> **DATA SUPPLIED**
>> start

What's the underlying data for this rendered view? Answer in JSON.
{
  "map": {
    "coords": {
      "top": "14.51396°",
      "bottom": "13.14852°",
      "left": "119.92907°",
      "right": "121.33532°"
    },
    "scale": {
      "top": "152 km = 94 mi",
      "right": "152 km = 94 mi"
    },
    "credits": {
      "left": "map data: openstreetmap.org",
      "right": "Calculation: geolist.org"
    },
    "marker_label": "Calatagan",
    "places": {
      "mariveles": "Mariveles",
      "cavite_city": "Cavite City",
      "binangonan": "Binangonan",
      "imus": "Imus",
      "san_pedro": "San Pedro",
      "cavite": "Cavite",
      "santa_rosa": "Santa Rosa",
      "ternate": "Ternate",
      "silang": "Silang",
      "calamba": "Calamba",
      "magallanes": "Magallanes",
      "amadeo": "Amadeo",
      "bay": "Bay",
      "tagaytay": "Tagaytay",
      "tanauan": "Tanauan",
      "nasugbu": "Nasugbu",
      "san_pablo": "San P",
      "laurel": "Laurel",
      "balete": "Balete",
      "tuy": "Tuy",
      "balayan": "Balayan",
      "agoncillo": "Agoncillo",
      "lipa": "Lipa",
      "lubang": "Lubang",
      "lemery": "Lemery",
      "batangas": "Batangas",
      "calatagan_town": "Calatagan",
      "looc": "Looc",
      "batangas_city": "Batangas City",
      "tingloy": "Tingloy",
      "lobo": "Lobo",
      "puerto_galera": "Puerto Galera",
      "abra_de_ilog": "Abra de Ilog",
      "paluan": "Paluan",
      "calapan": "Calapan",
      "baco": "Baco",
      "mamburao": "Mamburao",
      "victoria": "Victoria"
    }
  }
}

>> end

> **WORK TO DO**
Copy the entries above exactly, leaving none out.

> **EXERCISE RESULT**
What's the underlying data for this rendered view? Answer in JSON.
{
  "map": {
    "coords": {
      "top": "14.51396°",
      "bottom": "13.14852°",
      "left": "119.92907°",
      "right": "121.33532°"
    },
    "scale": {
      "top": "152 km = 94 mi",
      "right": "152 km = 94 mi"
    },
    "credits": {
      "left": "map data: openstreetmap.org",
      "right": "Calculation: geolist.org"
    },
    "marker_label": "Calatagan",
    "places": {
      "mariveles": "Mariveles",
      "cavite_city": "Cavite City",
      "binangonan": "Binangonan",
      "imus": "Imus",
      "san_pedro": "San Pedro",
      "cavite": "Cavite",
      "santa_rosa": "Santa Rosa",
      "ternate": "Ternate",
      "silang": "Silang",
      "calamba": "Calamba",
      "magallanes": "Magallanes",
      "amadeo": "Amadeo",
      "bay": "Bay",
      "tagaytay": "Tagaytay",
      "tanauan": "Tanauan",
      "nasugbu": "Nasugbu",
      "san_pablo": "San P",
      "laurel": "Laurel",
      "balete": "Balete",
      "tuy": "Tuy",
      "balayan": "Balayan",
      "agoncillo": "Agoncillo",
      "lipa": "Lipa",
      "lubang": "Lubang",
      "lemery": "Lemery",
      "batangas": "Batangas",
      "calatagan_town": "Calatagan",
      "looc": "Looc",
      "batangas_city": "Batangas City",
      "tingloy": "Tingloy",
      "lobo": "Lobo",
      "puerto_galera": "Puerto Galera",
      "abra_de_ilog": "Abra de Ilog",
      "paluan": "Paluan",
      "calapan": "Calapan",
      "baco": "Baco",
      "mamburao": "Mamburao",
      "victoria": "Victoria"
    }
  }
}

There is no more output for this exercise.